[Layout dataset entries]
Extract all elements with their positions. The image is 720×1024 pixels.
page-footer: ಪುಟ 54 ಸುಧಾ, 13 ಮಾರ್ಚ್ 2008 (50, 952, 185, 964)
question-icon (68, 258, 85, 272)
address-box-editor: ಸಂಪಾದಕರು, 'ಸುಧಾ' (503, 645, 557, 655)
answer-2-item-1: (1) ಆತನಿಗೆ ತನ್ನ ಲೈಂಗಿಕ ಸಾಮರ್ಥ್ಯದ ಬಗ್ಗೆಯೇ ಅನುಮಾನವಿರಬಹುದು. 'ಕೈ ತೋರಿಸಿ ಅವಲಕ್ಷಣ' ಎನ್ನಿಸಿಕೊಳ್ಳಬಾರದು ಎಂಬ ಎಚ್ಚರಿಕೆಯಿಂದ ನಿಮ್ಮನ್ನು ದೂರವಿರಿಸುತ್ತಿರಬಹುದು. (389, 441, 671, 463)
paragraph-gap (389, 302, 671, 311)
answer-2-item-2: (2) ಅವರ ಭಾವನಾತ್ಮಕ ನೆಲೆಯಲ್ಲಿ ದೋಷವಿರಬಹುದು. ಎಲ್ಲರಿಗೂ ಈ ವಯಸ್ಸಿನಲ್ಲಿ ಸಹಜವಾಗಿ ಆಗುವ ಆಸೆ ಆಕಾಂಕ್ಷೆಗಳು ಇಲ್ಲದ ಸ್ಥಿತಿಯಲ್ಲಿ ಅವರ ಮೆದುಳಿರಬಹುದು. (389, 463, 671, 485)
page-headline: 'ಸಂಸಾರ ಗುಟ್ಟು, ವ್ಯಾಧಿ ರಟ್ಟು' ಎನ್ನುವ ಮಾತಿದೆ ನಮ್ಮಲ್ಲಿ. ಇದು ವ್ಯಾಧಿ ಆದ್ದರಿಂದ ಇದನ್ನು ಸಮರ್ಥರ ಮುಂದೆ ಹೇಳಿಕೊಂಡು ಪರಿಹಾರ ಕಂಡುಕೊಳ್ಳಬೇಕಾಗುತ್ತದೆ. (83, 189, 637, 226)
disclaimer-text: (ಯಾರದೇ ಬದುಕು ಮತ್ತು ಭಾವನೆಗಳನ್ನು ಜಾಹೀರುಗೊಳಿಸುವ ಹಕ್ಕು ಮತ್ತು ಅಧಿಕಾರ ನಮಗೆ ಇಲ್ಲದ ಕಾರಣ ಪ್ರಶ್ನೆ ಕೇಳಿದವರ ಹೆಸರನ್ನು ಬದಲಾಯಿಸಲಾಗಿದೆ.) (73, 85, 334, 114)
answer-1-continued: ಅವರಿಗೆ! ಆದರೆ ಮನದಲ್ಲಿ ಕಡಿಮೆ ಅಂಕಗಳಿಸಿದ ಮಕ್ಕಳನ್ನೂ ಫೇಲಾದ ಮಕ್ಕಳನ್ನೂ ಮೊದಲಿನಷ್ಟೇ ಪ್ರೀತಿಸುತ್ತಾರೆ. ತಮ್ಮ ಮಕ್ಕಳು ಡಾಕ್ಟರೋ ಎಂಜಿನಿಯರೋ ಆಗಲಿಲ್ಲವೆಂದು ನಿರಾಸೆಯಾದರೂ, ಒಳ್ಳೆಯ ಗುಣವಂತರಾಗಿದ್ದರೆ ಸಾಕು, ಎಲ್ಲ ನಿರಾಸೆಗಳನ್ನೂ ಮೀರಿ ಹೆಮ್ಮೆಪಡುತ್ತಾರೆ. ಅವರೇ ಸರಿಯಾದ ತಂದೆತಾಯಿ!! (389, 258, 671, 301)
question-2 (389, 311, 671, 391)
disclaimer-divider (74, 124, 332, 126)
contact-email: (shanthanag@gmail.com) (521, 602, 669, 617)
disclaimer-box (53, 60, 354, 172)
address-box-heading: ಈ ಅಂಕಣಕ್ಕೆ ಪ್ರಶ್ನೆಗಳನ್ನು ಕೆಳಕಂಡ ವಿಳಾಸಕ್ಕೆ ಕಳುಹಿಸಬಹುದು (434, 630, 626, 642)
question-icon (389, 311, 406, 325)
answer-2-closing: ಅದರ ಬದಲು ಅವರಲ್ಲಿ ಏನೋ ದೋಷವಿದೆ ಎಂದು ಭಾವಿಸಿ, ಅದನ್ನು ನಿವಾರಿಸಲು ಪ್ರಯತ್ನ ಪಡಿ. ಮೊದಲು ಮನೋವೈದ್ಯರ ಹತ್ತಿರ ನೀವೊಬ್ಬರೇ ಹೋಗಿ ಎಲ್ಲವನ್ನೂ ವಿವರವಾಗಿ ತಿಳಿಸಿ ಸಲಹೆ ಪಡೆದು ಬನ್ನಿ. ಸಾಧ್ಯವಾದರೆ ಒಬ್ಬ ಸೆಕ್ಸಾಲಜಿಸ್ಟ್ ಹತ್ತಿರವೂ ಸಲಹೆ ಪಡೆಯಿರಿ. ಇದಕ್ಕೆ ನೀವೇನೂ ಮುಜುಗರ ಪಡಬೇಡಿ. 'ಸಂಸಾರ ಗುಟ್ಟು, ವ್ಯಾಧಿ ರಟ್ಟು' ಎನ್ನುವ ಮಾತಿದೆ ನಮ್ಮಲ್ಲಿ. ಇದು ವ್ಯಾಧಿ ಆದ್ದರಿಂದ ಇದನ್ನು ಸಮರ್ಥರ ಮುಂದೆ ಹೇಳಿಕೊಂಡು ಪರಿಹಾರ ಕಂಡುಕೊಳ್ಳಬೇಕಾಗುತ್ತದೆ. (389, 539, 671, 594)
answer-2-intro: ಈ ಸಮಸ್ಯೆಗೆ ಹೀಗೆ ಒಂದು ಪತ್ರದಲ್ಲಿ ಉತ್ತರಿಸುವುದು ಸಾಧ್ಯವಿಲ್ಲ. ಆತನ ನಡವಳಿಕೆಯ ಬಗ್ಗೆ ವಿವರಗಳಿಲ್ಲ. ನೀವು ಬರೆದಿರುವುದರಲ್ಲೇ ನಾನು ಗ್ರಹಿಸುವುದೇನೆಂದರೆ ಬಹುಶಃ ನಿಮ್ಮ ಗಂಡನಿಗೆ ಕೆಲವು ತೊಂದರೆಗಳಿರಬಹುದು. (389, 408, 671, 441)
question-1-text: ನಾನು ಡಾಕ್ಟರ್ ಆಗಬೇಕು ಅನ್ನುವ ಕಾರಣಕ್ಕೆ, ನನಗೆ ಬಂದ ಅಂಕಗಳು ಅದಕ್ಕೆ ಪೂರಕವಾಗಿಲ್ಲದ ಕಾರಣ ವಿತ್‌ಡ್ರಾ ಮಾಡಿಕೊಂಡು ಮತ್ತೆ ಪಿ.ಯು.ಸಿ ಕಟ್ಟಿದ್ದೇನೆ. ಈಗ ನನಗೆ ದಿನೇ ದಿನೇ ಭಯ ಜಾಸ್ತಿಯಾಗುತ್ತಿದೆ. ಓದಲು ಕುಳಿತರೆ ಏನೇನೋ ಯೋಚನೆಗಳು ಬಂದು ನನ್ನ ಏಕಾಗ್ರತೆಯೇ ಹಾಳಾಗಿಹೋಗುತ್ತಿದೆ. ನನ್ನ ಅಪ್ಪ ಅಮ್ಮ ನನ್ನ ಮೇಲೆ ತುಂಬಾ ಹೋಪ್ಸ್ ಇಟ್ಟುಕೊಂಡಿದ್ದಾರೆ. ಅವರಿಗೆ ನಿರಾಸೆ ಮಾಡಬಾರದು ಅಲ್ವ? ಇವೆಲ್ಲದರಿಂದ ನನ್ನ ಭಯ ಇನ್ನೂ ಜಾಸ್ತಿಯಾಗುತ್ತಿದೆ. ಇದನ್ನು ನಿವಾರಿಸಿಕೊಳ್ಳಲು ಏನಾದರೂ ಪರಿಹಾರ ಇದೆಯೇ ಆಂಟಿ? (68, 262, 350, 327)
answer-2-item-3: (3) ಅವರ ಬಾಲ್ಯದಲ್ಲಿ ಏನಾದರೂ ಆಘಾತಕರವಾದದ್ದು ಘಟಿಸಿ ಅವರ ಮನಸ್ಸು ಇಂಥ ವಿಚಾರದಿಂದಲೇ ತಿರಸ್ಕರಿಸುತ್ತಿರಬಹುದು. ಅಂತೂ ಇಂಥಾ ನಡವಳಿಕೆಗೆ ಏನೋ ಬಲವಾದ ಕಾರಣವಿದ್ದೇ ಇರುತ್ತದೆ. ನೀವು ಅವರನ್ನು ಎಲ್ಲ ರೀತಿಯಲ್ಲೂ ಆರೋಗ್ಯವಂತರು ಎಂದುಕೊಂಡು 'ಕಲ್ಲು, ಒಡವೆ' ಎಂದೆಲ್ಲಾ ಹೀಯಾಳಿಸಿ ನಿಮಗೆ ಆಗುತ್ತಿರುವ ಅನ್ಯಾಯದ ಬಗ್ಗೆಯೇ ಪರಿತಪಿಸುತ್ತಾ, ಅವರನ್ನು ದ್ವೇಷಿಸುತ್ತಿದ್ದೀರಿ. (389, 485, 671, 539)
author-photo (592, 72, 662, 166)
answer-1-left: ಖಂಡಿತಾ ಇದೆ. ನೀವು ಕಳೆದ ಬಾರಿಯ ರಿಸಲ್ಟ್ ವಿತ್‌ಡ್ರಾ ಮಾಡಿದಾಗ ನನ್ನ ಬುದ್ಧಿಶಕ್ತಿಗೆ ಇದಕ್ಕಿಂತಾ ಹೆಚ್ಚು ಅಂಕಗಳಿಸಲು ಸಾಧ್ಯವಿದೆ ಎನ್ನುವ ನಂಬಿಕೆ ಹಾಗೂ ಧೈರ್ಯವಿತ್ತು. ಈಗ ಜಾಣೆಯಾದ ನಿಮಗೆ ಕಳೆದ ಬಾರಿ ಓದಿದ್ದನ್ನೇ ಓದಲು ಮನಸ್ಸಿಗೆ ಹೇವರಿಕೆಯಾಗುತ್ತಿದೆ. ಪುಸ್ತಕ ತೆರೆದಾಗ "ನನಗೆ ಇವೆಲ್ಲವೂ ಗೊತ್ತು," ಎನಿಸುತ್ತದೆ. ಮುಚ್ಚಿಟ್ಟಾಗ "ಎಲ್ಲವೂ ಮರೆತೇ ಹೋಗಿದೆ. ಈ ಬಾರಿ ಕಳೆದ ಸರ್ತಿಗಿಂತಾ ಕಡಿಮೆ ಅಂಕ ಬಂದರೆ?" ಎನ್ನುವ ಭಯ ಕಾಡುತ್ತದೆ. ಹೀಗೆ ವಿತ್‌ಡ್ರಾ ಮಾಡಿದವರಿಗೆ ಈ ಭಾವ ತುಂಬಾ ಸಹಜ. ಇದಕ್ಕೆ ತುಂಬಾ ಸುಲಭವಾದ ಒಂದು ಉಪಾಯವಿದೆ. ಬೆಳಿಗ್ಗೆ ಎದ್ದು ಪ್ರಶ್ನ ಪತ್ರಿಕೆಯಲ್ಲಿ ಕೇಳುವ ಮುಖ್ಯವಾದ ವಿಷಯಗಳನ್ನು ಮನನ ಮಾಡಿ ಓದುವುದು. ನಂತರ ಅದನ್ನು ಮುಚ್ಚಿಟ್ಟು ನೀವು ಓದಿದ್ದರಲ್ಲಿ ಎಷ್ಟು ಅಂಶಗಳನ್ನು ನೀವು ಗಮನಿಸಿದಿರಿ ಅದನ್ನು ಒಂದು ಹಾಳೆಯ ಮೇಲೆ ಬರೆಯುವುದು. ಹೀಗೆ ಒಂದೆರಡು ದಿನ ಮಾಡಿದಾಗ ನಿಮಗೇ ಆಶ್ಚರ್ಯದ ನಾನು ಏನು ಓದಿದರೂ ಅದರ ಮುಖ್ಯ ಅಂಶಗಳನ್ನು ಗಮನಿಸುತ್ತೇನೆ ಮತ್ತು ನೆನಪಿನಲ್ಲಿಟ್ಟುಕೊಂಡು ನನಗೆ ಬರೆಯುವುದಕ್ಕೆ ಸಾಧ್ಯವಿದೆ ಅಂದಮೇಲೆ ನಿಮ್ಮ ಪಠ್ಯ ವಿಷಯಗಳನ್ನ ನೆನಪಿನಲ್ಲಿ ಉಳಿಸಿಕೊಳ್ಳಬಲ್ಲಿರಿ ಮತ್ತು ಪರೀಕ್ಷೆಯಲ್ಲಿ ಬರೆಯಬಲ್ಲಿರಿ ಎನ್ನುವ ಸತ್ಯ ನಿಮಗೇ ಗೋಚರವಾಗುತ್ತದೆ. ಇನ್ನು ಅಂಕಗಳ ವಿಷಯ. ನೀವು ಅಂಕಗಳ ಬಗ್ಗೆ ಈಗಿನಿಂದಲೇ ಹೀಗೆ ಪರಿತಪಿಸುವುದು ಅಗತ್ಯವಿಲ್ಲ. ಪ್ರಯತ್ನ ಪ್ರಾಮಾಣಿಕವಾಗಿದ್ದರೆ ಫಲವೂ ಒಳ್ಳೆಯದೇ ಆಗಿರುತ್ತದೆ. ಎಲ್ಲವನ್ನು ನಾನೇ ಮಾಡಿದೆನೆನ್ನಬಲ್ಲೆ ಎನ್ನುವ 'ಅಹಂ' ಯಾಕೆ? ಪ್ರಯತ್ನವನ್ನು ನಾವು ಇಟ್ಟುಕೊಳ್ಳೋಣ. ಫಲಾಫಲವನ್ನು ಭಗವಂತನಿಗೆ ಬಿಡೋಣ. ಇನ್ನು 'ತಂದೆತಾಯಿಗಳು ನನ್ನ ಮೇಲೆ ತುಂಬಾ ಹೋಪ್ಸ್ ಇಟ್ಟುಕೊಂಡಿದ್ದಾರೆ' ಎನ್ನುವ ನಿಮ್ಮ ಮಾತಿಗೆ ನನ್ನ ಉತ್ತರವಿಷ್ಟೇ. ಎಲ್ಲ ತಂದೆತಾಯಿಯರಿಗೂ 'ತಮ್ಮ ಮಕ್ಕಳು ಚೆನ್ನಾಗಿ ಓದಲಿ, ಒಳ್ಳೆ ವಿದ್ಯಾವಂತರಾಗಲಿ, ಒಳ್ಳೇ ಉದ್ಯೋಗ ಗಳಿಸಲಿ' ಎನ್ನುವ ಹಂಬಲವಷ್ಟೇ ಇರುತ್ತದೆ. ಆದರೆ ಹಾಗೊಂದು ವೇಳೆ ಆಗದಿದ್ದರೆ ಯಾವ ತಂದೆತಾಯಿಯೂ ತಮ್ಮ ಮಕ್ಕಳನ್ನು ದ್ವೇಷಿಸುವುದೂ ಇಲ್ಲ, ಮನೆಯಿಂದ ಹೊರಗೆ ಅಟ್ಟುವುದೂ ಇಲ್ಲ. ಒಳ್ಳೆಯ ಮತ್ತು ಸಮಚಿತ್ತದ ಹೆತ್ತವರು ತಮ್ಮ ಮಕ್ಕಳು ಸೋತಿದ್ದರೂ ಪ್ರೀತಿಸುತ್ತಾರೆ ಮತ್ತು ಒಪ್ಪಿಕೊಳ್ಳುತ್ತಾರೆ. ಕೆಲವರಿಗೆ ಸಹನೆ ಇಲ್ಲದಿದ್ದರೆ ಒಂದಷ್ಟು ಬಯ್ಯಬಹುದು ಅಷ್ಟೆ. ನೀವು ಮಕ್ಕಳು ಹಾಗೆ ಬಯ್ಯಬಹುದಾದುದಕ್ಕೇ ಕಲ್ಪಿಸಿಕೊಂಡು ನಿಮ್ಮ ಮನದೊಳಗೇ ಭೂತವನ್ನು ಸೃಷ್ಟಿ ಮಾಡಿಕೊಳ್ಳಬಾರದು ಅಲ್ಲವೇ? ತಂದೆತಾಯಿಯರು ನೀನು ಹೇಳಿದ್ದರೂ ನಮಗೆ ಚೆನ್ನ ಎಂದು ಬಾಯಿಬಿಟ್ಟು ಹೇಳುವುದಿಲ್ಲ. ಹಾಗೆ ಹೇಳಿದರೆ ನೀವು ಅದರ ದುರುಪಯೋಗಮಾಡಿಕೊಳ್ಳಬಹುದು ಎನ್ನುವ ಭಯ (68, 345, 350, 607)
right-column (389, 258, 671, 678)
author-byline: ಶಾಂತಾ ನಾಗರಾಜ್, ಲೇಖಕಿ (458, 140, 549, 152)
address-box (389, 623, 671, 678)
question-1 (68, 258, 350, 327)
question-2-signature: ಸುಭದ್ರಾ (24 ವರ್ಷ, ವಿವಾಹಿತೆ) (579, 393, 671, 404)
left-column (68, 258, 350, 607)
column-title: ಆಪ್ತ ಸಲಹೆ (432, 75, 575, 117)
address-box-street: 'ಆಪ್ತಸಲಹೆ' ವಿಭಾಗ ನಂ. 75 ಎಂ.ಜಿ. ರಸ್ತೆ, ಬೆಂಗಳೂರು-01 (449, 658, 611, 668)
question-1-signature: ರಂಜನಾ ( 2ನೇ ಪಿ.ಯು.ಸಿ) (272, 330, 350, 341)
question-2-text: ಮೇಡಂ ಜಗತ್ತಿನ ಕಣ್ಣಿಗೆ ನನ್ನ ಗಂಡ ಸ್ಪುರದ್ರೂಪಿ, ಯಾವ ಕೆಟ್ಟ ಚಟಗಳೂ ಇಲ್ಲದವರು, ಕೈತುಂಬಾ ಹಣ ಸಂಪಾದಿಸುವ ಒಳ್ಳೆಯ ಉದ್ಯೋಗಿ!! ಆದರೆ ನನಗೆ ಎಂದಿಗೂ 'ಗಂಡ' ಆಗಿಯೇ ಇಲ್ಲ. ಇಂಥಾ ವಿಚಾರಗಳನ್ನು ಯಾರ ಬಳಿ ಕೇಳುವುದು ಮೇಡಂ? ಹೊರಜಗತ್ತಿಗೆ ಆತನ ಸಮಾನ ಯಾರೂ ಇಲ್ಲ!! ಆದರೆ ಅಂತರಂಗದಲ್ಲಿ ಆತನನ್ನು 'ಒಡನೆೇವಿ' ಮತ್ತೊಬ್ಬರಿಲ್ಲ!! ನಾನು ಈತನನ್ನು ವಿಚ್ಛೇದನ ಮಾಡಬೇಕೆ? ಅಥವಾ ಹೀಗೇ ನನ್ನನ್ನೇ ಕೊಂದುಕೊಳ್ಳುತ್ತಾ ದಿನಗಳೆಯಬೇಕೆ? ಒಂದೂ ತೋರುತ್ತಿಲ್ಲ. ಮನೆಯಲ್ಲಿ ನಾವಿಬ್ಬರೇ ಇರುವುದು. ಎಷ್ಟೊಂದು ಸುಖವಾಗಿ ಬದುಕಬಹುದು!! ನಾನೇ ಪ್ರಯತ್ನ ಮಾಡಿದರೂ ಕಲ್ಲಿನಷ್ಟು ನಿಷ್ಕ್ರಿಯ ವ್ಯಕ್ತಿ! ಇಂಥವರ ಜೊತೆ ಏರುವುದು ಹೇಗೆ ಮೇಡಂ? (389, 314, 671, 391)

- [Requirements]: Copy out each line of the material above that contains the string "author".

- [Task result]:
author-photo (592, 72, 662, 166)
author-byline: ಶಾಂತಾ ನಾಗರಾಜ್, ಲೇಖಕಿ (458, 140, 549, 152)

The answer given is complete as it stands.